-- begin --
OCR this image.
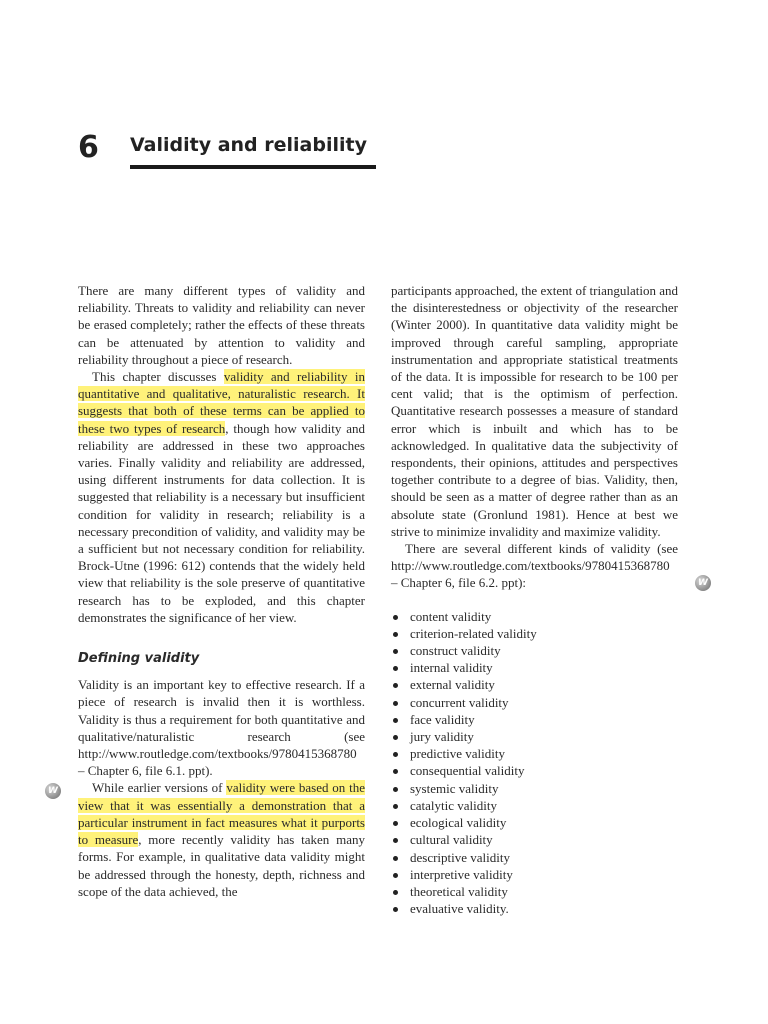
6 Validity and reliability

There are many different types of validity and reliability. Threats to validity and reliability can never be erased completely; rather the effects of these threats can be attenuated by attention to validity and reliability throughout a piece of research.

This chapter discusses validity and reliability in quantitative and qualitative, naturalistic research. It suggests that both of these terms can be applied to these two types of research, though how validity and reliability are addressed in these two approaches varies. Finally validity and reliability are addressed, using different instruments for data collection. It is suggested that reliability is a necessary but insufficient condition for validity in research; reliability is a necessary precondition of validity, and validity may be a sufficient but not necessary condition for reliability. Brock-Utne (1996: 612) contends that the widely held view that reliability is the sole preserve of quantitative research has to be exploded, and this chapter demonstrates the significance of her view.

Defining validity

Validity is an important key to effective research. If a piece of research is invalid then it is worthless. Validity is thus a requirement for both quantitative and qualitative/naturalistic research (see http://www.routledge.com/textbooks/9780415368780 – Chapter 6, file 6.1. ppt).

While earlier versions of validity were based on the view that it was essentially a demonstration that a particular instrument in fact measures what it purports to measure, more recently validity has taken many forms. For example, in qualitative data validity might be addressed through the honesty, depth, richness and scope of the data achieved, the

participants approached, the extent of triangulation and the disinterestedness or objectivity of the researcher (Winter 2000). In quantitative data validity might be improved through careful sampling, appropriate instrumentation and appropriate statistical treatments of the data. It is impossible for research to be 100 per cent valid; that is the optimism of perfection. Quantitative research possesses a measure of standard error which is inbuilt and which has to be acknowledged. In qualitative data the subjectivity of respondents, their opinions, attitudes and perspectives together contribute to a degree of bias. Validity, then, should be seen as a matter of degree rather than as an absolute state (Gronlund 1981). Hence at best we strive to minimize invalidity and maximize validity.

There are several different kinds of validity (see http://www.routledge.com/textbooks/9780415368780 – Chapter 6, file 6.2. ppt):

content validity
criterion-related validity
construct validity
internal validity
external validity
concurrent validity
face validity
jury validity
predictive validity
consequential validity
systemic validity
catalytic validity
ecological validity
cultural validity
descriptive validity
interpretive validity
theoretical validity
evaluative validity.
W
W
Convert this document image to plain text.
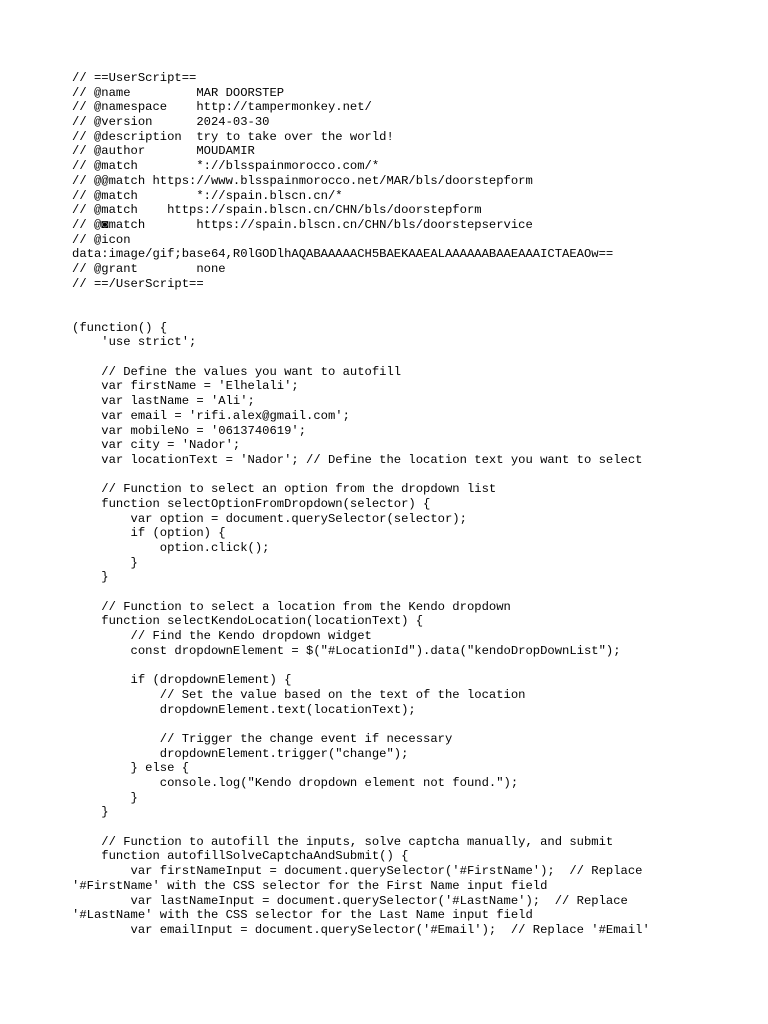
// ==UserScript==
// @name         MAR DOORSTEP
// @namespace    http://tampermonkey.net/
// @version      2024-03-30
// @description  try to take over the world!
// @author       MOUDAMIR
// @match        *://blsspainmorocco.com/*
// @@match https://www.blsspainmorocco.net/MAR/bls/doorstepform
// @match        *://spain.blscn.cn/*
// @match    https://spain.blscn.cn/CHN/bls/doorstepform
// @◙match       https://spain.blscn.cn/CHN/bls/doorstepservice
// @icon
data:image/gif;base64,R0lGODlhAQABAAAAACH5BAEKAAEALAAAAAABAAEAAAICTAEAOw==
// @grant        none
// ==/UserScript==
(function() {
'use strict';
// Define the values you want to autofill
var firstName = 'Elhelali';
var lastName = 'Ali';
var email = 'rifi.alex@gmail.com';
var mobileNo = '0613740619';
var city = 'Nador';
var locationText = 'Nador'; // Define the location text you want to select
// Function to select an option from the dropdown list
function selectOptionFromDropdown(selector) {
var option = document.querySelector(selector);
if (option) {
option.click();
}
}
// Function to select a location from the Kendo dropdown
function selectKendoLocation(locationText) {
// Find the Kendo dropdown widget
const dropdownElement = $("#LocationId").data("kendoDropDownList");
if (dropdownElement) {
// Set the value based on the text of the location
dropdownElement.text(locationText);
// Trigger the change event if necessary
dropdownElement.trigger("change");
} else {
console.log("Kendo dropdown element not found.");
}
}
// Function to autofill the inputs, solve captcha manually, and submit
function autofillSolveCaptchaAndSubmit() {
var firstNameInput = document.querySelector('#FirstName');  // Replace
'#FirstName' with the CSS selector for the First Name input field
var lastNameInput = document.querySelector('#LastName');  // Replace
'#LastName' with the CSS selector for the Last Name input field
var emailInput = document.querySelector('#Email');  // Replace '#Email'
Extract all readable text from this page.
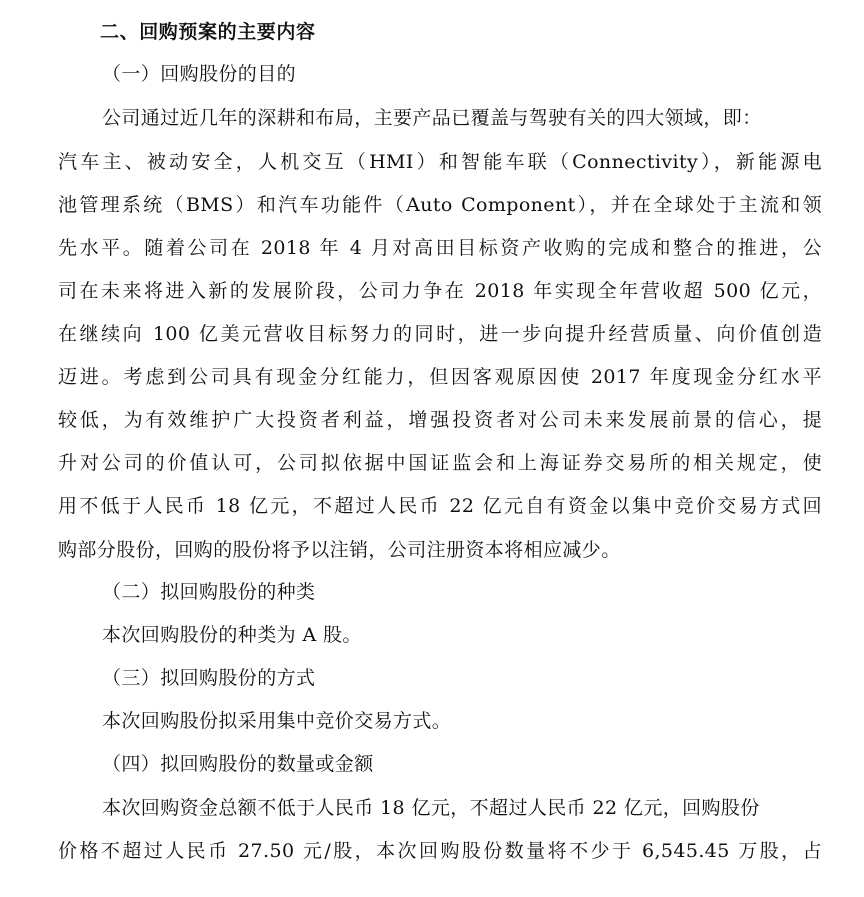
二、回购预案的主要内容
（一）回购股份的目的
公司通过近几年的深耕和布局，主要产品已覆盖与驾驶有关的四大领域，即：
汽车主、被动安全，人机交互（HMI）和智能车联（Connectivity），新能源电
池管理系统（BMS）和汽车功能件（Auto Component），并在全球处于主流和领
先水平。随着公司在 2018 年 4 月对高田目标资产收购的完成和整合的推进，公
司在未来将进入新的发展阶段，公司力争在 2018 年实现全年营收超 500 亿元，
在继续向 100 亿美元营收目标努力的同时，进一步向提升经营质量、向价值创造
迈进。考虑到公司具有现金分红能力，但因客观原因使 2017 年度现金分红水平
较低，为有效维护广大投资者利益，增强投资者对公司未来发展前景的信心，提
升对公司的价值认可，公司拟依据中国证监会和上海证券交易所的相关规定，使
用不低于人民币 18 亿元，不超过人民币 22 亿元自有资金以集中竞价交易方式回
购部分股份，回购的股份将予以注销，公司注册资本将相应减少。
（二）拟回购股份的种类
本次回购股份的种类为 A 股。
（三）拟回购股份的方式
本次回购股份拟采用集中竞价交易方式。
（四）拟回购股份的数量或金额
本次回购资金总额不低于人民币 18 亿元，不超过人民币 22 亿元，回购股份
价格不超过人民币 27.50 元/股，本次回购股份数量将不少于 6,545.45 万股，占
-- end --
[What you should do]
Repeat the material exactly as it reads, without any of its pictures.

[Complete answer]
OCR this image.
6 Validity and reliability

There are many different types of validity and reliability. Threats to validity and reliability can never be erased completely; rather the effects of these threats can be attenuated by attention to validity and reliability throughout a piece of research.

This chapter discusses validity and reliability in quantitative and qualitative, naturalistic research. It suggests that both of these terms can be applied to these two types of research, though how validity and reliability are addressed in these two approaches varies. Finally validity and reliability are addressed, using different instruments for data collection. It is suggested that reliability is a necessary but insufficient condition for validity in research; reliability is a necessary precondition of validity, and validity may be a sufficient but not necessary condition for reliability. Brock-Utne (1996: 612) contends that the widely held view that reliability is the sole preserve of quantitative research has to be exploded, and this chapter demonstrates the significance of her view.

Defining validity

Validity is an important key to effective research. If a piece of research is invalid then it is worthless. Validity is thus a requirement for both quantitative and qualitative/naturalistic research (see http://www.routledge.com/textbooks/9780415368780 – Chapter 6, file 6.1. ppt).

While earlier versions of validity were based on the view that it was essentially a demonstration that a particular instrument in fact measures what it purports to measure, more recently validity has taken many forms. For example, in qualitative data validity might be addressed through the honesty, depth, richness and scope of the data achieved, the

participants approached, the extent of triangulation and the disinterestedness or objectivity of the researcher (Winter 2000). In quantitative data validity might be improved through careful sampling, appropriate instrumentation and appropriate statistical treatments of the data. It is impossible for research to be 100 per cent valid; that is the optimism of perfection. Quantitative research possesses a measure of standard error which is inbuilt and which has to be acknowledged. In qualitative data the subjectivity of respondents, their opinions, attitudes and perspectives together contribute to a degree of bias. Validity, then, should be seen as a matter of degree rather than as an absolute state (Gronlund 1981). Hence at best we strive to minimize invalidity and maximize validity.

There are several different kinds of validity (see http://www.routledge.com/textbooks/9780415368780 – Chapter 6, file 6.2. ppt):

content validity
criterion-related validity
construct validity
internal validity
external validity
concurrent validity
face validity
jury validity
predictive validity
consequential validity
systemic validity
catalytic validity
ecological validity
cultural validity
descriptive validity
interpretive validity
theoretical validity
evaluative validity.
W
W
Convert this document image to plain text.
// ==UserScript==
// @name         MAR DOORSTEP
// @namespace    http://tampermonkey.net/
// @version      2024-03-30
// @description  try to take over the world!
// @author       MOUDAMIR
// @match        *://blsspainmorocco.com/*
// @@match https://www.blsspainmorocco.net/MAR/bls/doorstepform
// @match        *://spain.blscn.cn/*
// @match    https://spain.blscn.cn/CHN/bls/doorstepform
// @◙match       https://spain.blscn.cn/CHN/bls/doorstepservice
// @icon
data:image/gif;base64,R0lGODlhAQABAAAAACH5BAEKAAEALAAAAAABAAEAAAICTAEAOw==
// @grant        none
// ==/UserScript==
(function() {
'use strict';
// Define the values you want to autofill
var firstName = 'Elhelali';
var lastName = 'Ali';
var email = 'rifi.alex@gmail.com';
var mobileNo = '0613740619';
var city = 'Nador';
var locationText = 'Nador'; // Define the location text you want to select
// Function to select an option from the dropdown list
function selectOptionFromDropdown(selector) {
var option = document.querySelector(selector);
if (option) {
option.click();
}
}
// Function to select a location from the Kendo dropdown
function selectKendoLocation(locationText) {
// Find the Kendo dropdown widget
const dropdownElement = $("#LocationId").data("kendoDropDownList");
if (dropdownElement) {
// Set the value based on the text of the location
dropdownElement.text(locationText);
// Trigger the change event if necessary
dropdownElement.trigger("change");
} else {
console.log("Kendo dropdown element not found.");
}
}
// Function to autofill the inputs, solve captcha manually, and submit
function autofillSolveCaptchaAndSubmit() {
var firstNameInput = document.querySelector('#FirstName');  // Replace
'#FirstName' with the CSS selector for the First Name input field
var lastNameInput = document.querySelector('#LastName');  // Replace
'#LastName' with the CSS selector for the Last Name input field
var emailInput = document.querySelector('#Email');  // Replace '#Email'
Extract all readable text from this page.
二、回购预案的主要内容
（一）回购股份的目的
公司通过近几年的深耕和布局，主要产品已覆盖与驾驶有关的四大领域，即：
汽车主、被动安全，人机交互（HMI）和智能车联（Connectivity），新能源电
池管理系统（BMS）和汽车功能件（Auto Component），并在全球处于主流和领
先水平。随着公司在 2018 年 4 月对高田目标资产收购的完成和整合的推进，公
司在未来将进入新的发展阶段，公司力争在 2018 年实现全年营收超 500 亿元，
在继续向 100 亿美元营收目标努力的同时，进一步向提升经营质量、向价值创造
迈进。考虑到公司具有现金分红能力，但因客观原因使 2017 年度现金分红水平
较低，为有效维护广大投资者利益，增强投资者对公司未来发展前景的信心，提
升对公司的价值认可，公司拟依据中国证监会和上海证券交易所的相关规定，使
用不低于人民币 18 亿元，不超过人民币 22 亿元自有资金以集中竞价交易方式回
购部分股份，回购的股份将予以注销，公司注册资本将相应减少。
（二）拟回购股份的种类
本次回购股份的种类为 A 股。
（三）拟回购股份的方式
本次回购股份拟采用集中竞价交易方式。
（四）拟回购股份的数量或金额
本次回购资金总额不低于人民币 18 亿元，不超过人民币 22 亿元，回购股份
价格不超过人民币 27.50 元/股，本次回购股份数量将不少于 6,545.45 万股，占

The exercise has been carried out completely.